= Task details =
Tally the lines in the records underneath that contain the string "มหาว", and state the figure by itself.
─── Information supplied ───
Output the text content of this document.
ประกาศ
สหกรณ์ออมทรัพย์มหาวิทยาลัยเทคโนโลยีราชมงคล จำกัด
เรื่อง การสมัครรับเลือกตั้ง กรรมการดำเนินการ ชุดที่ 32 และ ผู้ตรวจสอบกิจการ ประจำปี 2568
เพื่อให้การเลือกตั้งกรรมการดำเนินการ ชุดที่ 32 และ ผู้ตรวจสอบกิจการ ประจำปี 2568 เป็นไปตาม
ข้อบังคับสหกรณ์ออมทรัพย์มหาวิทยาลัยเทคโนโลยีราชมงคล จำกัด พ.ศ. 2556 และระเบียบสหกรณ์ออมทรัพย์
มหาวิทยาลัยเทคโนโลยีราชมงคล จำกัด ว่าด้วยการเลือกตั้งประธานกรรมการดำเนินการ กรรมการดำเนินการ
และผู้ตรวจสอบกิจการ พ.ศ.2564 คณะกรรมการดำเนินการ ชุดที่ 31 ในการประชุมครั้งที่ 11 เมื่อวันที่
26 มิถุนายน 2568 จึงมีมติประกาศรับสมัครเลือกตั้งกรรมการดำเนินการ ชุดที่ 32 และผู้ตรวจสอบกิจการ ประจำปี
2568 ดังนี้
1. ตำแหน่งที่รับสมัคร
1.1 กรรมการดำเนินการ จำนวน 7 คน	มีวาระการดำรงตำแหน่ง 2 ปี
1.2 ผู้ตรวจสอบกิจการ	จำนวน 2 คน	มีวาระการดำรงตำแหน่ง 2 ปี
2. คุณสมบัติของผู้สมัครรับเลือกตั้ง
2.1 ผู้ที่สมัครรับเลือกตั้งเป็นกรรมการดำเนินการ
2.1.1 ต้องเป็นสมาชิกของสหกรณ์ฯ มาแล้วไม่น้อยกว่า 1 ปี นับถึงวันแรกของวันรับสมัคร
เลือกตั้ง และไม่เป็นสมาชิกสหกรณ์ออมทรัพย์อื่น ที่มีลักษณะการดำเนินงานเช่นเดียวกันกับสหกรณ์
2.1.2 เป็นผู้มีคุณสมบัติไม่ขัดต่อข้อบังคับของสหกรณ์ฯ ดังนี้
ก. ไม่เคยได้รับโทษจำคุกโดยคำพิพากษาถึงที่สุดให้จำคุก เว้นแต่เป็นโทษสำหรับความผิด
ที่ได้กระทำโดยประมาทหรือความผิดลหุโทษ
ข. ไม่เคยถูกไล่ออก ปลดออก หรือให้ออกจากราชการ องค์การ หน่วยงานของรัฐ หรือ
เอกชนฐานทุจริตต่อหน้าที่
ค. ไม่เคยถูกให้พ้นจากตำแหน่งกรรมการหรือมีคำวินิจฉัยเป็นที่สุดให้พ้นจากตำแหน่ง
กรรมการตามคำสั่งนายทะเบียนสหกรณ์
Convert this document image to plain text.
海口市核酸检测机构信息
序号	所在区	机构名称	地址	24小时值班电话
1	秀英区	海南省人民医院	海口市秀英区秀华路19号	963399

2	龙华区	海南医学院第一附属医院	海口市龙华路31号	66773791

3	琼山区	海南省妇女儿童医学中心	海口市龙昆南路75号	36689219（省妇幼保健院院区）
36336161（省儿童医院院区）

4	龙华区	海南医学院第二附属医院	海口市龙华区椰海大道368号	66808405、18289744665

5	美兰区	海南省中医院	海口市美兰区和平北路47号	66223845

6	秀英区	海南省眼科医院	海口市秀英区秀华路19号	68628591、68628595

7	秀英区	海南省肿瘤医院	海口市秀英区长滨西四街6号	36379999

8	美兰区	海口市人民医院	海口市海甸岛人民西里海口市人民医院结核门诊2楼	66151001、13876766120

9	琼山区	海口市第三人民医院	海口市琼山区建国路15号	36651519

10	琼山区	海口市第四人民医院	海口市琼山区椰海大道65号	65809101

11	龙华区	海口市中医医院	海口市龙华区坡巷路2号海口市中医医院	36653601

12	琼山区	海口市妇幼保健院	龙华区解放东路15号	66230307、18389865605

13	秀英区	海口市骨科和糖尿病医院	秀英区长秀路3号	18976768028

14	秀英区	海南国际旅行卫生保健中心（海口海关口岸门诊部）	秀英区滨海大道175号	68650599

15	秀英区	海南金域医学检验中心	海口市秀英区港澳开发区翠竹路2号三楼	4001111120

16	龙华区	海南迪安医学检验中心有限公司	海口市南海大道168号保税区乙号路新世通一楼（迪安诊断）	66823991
───
= Exercise output =
3